### DATA TO USE
==============================

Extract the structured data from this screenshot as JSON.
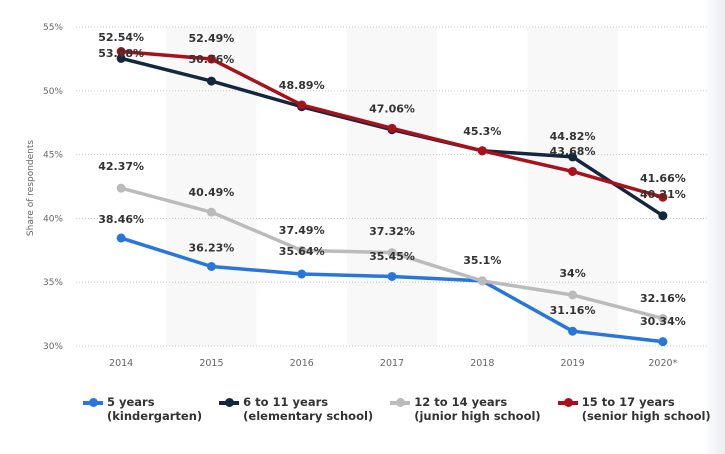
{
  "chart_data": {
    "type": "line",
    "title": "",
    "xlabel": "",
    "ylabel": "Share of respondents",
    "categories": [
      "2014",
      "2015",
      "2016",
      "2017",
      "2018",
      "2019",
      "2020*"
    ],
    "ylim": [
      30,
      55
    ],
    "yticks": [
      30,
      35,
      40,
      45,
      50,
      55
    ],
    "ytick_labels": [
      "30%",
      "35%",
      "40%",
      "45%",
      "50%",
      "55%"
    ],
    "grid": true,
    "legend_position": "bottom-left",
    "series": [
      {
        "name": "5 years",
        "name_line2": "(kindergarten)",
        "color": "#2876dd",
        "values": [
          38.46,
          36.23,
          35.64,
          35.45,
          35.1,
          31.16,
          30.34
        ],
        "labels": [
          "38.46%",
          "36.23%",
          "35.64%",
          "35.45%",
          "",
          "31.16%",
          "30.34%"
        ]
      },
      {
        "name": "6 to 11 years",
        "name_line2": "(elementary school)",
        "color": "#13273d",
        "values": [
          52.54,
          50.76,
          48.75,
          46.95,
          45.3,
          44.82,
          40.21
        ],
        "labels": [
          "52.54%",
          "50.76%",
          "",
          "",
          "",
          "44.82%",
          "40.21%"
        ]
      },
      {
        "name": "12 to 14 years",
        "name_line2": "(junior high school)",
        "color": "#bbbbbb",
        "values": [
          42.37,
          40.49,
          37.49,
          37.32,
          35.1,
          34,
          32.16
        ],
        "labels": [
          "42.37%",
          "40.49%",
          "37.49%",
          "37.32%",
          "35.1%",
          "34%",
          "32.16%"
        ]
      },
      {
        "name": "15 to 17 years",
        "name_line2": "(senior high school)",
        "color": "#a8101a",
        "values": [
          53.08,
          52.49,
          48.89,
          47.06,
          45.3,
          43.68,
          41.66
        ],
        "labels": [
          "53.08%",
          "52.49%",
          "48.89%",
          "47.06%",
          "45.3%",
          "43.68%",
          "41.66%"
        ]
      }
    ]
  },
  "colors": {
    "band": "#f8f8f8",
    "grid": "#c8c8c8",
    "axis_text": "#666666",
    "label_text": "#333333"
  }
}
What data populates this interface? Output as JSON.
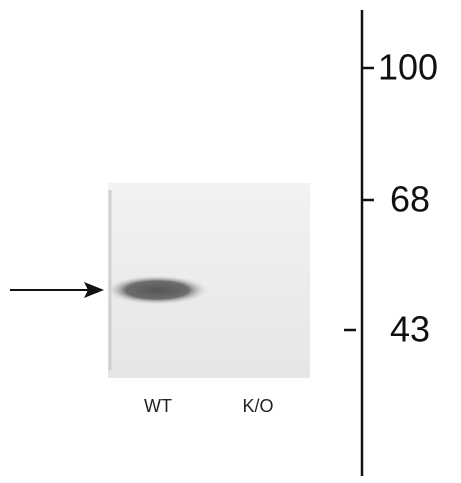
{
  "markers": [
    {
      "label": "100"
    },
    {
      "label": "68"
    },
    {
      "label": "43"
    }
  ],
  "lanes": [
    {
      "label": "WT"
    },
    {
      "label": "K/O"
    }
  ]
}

==============================

Return the listing above unchanged, apart from dropping its pictures.

### FINAL ANSWER
Extract the structured data from this screenshot as JSON.
{
  "chart_data": {
    "type": "line",
    "title": "",
    "xlabel": "",
    "ylabel": "Share of respondents",
    "categories": [
      "2014",
      "2015",
      "2016",
      "2017",
      "2018",
      "2019",
      "2020*"
    ],
    "ylim": [
      30,
      55
    ],
    "yticks": [
      30,
      35,
      40,
      45,
      50,
      55
    ],
    "ytick_labels": [
      "30%",
      "35%",
      "40%",
      "45%",
      "50%",
      "55%"
    ],
    "grid": true,
    "legend_position": "bottom-left",
    "series": [
      {
        "name": "5 years",
        "name_line2": "(kindergarten)",
        "color": "#2876dd",
        "values": [
          38.46,
          36.23,
          35.64,
          35.45,
          35.1,
          31.16,
          30.34
        ],
        "labels": [
          "38.46%",
          "36.23%",
          "35.64%",
          "35.45%",
          "",
          "31.16%",
          "30.34%"
        ]
      },
      {
        "name": "6 to 11 years",
        "name_line2": "(elementary school)",
        "color": "#13273d",
        "values": [
          52.54,
          50.76,
          48.75,
          46.95,
          45.3,
          44.82,
          40.21
        ],
        "labels": [
          "52.54%",
          "50.76%",
          "",
          "",
          "",
          "44.82%",
          "40.21%"
        ]
      },
      {
        "name": "12 to 14 years",
        "name_line2": "(junior high school)",
        "color": "#bbbbbb",
        "values": [
          42.37,
          40.49,
          37.49,
          37.32,
          35.1,
          34,
          32.16
        ],
        "labels": [
          "42.37%",
          "40.49%",
          "37.49%",
          "37.32%",
          "35.1%",
          "34%",
          "32.16%"
        ]
      },
      {
        "name": "15 to 17 years",
        "name_line2": "(senior high school)",
        "color": "#a8101a",
        "values": [
          53.08,
          52.49,
          48.89,
          47.06,
          45.3,
          43.68,
          41.66
        ],
        "labels": [
          "53.08%",
          "52.49%",
          "48.89%",
          "47.06%",
          "45.3%",
          "43.68%",
          "41.66%"
        ]
      }
    ]
  },
  "colors": {
    "band": "#f8f8f8",
    "grid": "#c8c8c8",
    "axis_text": "#666666",
    "label_text": "#333333"
  }
}
What data populates this interface? Output as JSON.
{
  "markers": [
    {
      "label": "100"
    },
    {
      "label": "68"
    },
    {
      "label": "43"
    }
  ],
  "lanes": [
    {
      "label": "WT"
    },
    {
      "label": "K/O"
    }
  ]
}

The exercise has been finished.